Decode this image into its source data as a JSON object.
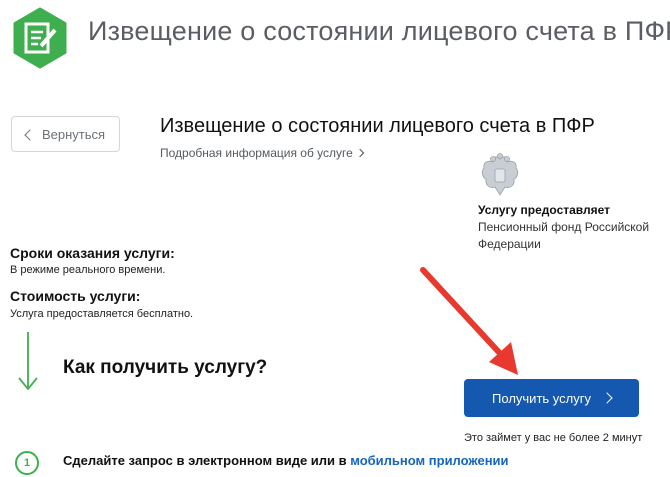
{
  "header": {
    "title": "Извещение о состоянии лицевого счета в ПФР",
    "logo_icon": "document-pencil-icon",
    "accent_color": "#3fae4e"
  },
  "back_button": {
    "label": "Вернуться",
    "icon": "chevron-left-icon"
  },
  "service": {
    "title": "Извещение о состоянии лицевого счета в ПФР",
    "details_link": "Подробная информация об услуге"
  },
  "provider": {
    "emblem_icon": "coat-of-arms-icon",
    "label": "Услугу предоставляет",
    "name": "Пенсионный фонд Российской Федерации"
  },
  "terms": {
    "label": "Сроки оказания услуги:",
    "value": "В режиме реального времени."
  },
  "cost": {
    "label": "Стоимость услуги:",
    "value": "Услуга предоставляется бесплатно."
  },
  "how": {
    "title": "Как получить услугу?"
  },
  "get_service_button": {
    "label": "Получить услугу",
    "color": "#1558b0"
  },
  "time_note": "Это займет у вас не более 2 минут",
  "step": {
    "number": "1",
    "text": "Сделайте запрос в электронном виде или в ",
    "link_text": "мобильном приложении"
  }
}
= = = = =
• **JOB**
Your task is to copy the entries in full and exactly, without any images.

• **FULL RESPONSE**
Decode this image into its source data as a JSON object.
{
  "header": {
    "title": "Извещение о состоянии лицевого счета в ПФР",
    "logo_icon": "document-pencil-icon",
    "accent_color": "#3fae4e"
  },
  "back_button": {
    "label": "Вернуться",
    "icon": "chevron-left-icon"
  },
  "service": {
    "title": "Извещение о состоянии лицевого счета в ПФР",
    "details_link": "Подробная информация об услуге"
  },
  "provider": {
    "emblem_icon": "coat-of-arms-icon",
    "label": "Услугу предоставляет",
    "name": "Пенсионный фонд Российской Федерации"
  },
  "terms": {
    "label": "Сроки оказания услуги:",
    "value": "В режиме реального времени."
  },
  "cost": {
    "label": "Стоимость услуги:",
    "value": "Услуга предоставляется бесплатно."
  },
  "how": {
    "title": "Как получить услугу?"
  },
  "get_service_button": {
    "label": "Получить услугу",
    "color": "#1558b0"
  },
  "time_note": "Это займет у вас не более 2 минут",
  "step": {
    "number": "1",
    "text": "Сделайте запрос в электронном виде или в ",
    "link_text": "мобильном приложении"
  }
}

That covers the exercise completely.